» Data rows:
* Begin *
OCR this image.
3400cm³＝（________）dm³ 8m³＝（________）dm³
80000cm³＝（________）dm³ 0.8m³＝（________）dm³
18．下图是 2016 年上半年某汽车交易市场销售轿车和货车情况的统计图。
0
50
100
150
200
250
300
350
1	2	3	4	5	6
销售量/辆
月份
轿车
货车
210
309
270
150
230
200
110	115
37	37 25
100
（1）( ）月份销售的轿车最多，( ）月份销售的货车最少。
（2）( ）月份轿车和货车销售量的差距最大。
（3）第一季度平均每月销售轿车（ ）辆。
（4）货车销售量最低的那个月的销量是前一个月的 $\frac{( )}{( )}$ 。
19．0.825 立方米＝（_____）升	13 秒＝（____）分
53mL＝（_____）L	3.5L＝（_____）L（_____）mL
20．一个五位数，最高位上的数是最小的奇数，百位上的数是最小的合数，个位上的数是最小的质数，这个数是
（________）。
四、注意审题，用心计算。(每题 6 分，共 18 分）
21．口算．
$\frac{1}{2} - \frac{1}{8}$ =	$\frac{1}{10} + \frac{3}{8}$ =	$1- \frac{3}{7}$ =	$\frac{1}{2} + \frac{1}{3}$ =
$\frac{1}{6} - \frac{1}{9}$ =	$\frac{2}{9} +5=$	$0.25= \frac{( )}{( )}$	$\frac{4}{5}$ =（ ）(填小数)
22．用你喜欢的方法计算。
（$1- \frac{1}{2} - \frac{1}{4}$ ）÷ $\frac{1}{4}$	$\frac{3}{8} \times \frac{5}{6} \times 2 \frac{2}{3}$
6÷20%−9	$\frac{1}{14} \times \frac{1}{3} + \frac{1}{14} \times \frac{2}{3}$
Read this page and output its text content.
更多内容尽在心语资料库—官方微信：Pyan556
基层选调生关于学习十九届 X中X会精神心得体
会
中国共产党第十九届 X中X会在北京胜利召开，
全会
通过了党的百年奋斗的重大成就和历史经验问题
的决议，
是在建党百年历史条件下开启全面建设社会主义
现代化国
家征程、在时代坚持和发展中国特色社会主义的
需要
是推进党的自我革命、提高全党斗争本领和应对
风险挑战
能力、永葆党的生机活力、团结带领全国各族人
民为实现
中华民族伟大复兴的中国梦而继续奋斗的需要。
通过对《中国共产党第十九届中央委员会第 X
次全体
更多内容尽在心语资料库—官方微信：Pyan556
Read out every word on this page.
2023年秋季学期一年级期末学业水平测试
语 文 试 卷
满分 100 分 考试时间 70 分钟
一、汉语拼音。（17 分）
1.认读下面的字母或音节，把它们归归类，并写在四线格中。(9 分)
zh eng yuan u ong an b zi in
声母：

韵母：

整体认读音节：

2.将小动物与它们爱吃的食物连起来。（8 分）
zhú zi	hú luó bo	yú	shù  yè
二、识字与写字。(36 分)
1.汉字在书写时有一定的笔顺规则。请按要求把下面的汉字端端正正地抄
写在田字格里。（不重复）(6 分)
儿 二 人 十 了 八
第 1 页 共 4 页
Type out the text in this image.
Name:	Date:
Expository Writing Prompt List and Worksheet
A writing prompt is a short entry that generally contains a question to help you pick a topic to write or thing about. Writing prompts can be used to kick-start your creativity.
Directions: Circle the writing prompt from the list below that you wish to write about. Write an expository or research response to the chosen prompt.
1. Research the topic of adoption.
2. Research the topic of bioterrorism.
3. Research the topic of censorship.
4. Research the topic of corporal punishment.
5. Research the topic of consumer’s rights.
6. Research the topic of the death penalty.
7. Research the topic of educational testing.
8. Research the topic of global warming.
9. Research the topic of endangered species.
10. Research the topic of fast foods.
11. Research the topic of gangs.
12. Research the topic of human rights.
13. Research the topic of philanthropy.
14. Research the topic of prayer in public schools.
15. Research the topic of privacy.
* End *
» Your task:
Which lines hold the word "that"? Copy every one of them.

» Exercise result:
A writing prompt is a short entry that generally contains a question to help you pick a topic to write or thing about. Writing prompts can be used to kick-start your creativity.
Directions: Circle the writing prompt from the list below that you wish to write about. Write an expository or research response to the chosen prompt.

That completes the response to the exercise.